====== DATASET EXCERPTS ======

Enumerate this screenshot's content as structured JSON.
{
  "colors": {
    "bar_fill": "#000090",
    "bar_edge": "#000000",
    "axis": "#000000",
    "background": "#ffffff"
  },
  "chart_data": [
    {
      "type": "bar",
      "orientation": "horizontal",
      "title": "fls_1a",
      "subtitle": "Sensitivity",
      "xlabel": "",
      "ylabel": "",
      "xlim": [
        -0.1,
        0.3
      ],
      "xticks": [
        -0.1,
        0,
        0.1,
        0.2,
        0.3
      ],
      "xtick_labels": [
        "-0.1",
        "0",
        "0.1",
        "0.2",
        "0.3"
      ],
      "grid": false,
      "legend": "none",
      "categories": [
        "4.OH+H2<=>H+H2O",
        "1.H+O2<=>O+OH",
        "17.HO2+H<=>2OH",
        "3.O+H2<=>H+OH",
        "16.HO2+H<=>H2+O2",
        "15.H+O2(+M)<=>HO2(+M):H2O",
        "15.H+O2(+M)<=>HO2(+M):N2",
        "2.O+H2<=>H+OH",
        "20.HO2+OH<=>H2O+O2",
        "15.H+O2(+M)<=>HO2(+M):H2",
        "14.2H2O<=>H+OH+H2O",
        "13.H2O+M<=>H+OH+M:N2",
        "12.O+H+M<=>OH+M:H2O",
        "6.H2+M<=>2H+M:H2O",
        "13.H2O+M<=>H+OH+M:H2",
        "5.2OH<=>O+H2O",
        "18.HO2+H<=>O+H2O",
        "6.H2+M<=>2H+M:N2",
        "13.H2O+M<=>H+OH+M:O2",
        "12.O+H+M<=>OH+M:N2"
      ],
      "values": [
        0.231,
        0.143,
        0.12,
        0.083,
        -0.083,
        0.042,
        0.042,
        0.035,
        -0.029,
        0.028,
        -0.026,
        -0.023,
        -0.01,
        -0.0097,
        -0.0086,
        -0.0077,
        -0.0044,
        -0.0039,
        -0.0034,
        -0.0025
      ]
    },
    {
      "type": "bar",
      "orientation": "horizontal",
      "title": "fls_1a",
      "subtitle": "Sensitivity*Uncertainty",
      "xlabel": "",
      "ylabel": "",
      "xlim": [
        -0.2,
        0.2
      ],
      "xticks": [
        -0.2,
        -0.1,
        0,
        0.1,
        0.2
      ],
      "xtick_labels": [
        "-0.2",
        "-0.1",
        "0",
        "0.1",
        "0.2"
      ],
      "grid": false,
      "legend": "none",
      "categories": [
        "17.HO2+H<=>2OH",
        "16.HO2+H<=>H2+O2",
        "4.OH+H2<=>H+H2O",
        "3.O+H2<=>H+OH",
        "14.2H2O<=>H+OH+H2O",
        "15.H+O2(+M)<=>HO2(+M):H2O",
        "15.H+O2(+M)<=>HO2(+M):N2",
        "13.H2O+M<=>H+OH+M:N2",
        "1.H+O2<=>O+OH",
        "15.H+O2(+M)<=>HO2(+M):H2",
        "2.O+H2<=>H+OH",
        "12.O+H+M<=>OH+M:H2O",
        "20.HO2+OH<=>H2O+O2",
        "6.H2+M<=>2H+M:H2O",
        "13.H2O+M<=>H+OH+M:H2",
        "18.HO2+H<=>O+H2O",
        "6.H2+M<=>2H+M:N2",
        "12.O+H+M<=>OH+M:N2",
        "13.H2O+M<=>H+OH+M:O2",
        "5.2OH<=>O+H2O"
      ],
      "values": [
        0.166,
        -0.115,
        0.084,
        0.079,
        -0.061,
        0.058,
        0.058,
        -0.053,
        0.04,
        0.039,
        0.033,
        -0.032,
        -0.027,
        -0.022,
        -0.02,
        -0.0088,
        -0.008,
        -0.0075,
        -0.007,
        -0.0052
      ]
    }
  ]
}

======

● **TASK TO CARRY OUT**:
All of the entries must be quoted exactly; please include each one.

● **TASK ANSWER**:
Enumerate this screenshot's content as structured JSON.
{
  "colors": {
    "bar_fill": "#000090",
    "bar_edge": "#000000",
    "axis": "#000000",
    "background": "#ffffff"
  },
  "chart_data": [
    {
      "type": "bar",
      "orientation": "horizontal",
      "title": "fls_1a",
      "subtitle": "Sensitivity",
      "xlabel": "",
      "ylabel": "",
      "xlim": [
        -0.1,
        0.3
      ],
      "xticks": [
        -0.1,
        0,
        0.1,
        0.2,
        0.3
      ],
      "xtick_labels": [
        "-0.1",
        "0",
        "0.1",
        "0.2",
        "0.3"
      ],
      "grid": false,
      "legend": "none",
      "categories": [
        "4.OH+H2<=>H+H2O",
        "1.H+O2<=>O+OH",
        "17.HO2+H<=>2OH",
        "3.O+H2<=>H+OH",
        "16.HO2+H<=>H2+O2",
        "15.H+O2(+M)<=>HO2(+M):H2O",
        "15.H+O2(+M)<=>HO2(+M):N2",
        "2.O+H2<=>H+OH",
        "20.HO2+OH<=>H2O+O2",
        "15.H+O2(+M)<=>HO2(+M):H2",
        "14.2H2O<=>H+OH+H2O",
        "13.H2O+M<=>H+OH+M:N2",
        "12.O+H+M<=>OH+M:H2O",
        "6.H2+M<=>2H+M:H2O",
        "13.H2O+M<=>H+OH+M:H2",
        "5.2OH<=>O+H2O",
        "18.HO2+H<=>O+H2O",
        "6.H2+M<=>2H+M:N2",
        "13.H2O+M<=>H+OH+M:O2",
        "12.O+H+M<=>OH+M:N2"
      ],
      "values": [
        0.231,
        0.143,
        0.12,
        0.083,
        -0.083,
        0.042,
        0.042,
        0.035,
        -0.029,
        0.028,
        -0.026,
        -0.023,
        -0.01,
        -0.0097,
        -0.0086,
        -0.0077,
        -0.0044,
        -0.0039,
        -0.0034,
        -0.0025
      ]
    },
    {
      "type": "bar",
      "orientation": "horizontal",
      "title": "fls_1a",
      "subtitle": "Sensitivity*Uncertainty",
      "xlabel": "",
      "ylabel": "",
      "xlim": [
        -0.2,
        0.2
      ],
      "xticks": [
        -0.2,
        -0.1,
        0,
        0.1,
        0.2
      ],
      "xtick_labels": [
        "-0.2",
        "-0.1",
        "0",
        "0.1",
        "0.2"
      ],
      "grid": false,
      "legend": "none",
      "categories": [
        "17.HO2+H<=>2OH",
        "16.HO2+H<=>H2+O2",
        "4.OH+H2<=>H+H2O",
        "3.O+H2<=>H+OH",
        "14.2H2O<=>H+OH+H2O",
        "15.H+O2(+M)<=>HO2(+M):H2O",
        "15.H+O2(+M)<=>HO2(+M):N2",
        "13.H2O+M<=>H+OH+M:N2",
        "1.H+O2<=>O+OH",
        "15.H+O2(+M)<=>HO2(+M):H2",
        "2.O+H2<=>H+OH",
        "12.O+H+M<=>OH+M:H2O",
        "20.HO2+OH<=>H2O+O2",
        "6.H2+M<=>2H+M:H2O",
        "13.H2O+M<=>H+OH+M:H2",
        "18.HO2+H<=>O+H2O",
        "6.H2+M<=>2H+M:N2",
        "12.O+H+M<=>OH+M:N2",
        "13.H2O+M<=>H+OH+M:O2",
        "5.2OH<=>O+H2O"
      ],
      "values": [
        0.166,
        -0.115,
        0.084,
        0.079,
        -0.061,
        0.058,
        0.058,
        -0.053,
        0.04,
        0.039,
        0.033,
        -0.032,
        -0.027,
        -0.022,
        -0.02,
        -0.0088,
        -0.008,
        -0.0075,
        -0.007,
        -0.0052
      ]
    }
  ]
}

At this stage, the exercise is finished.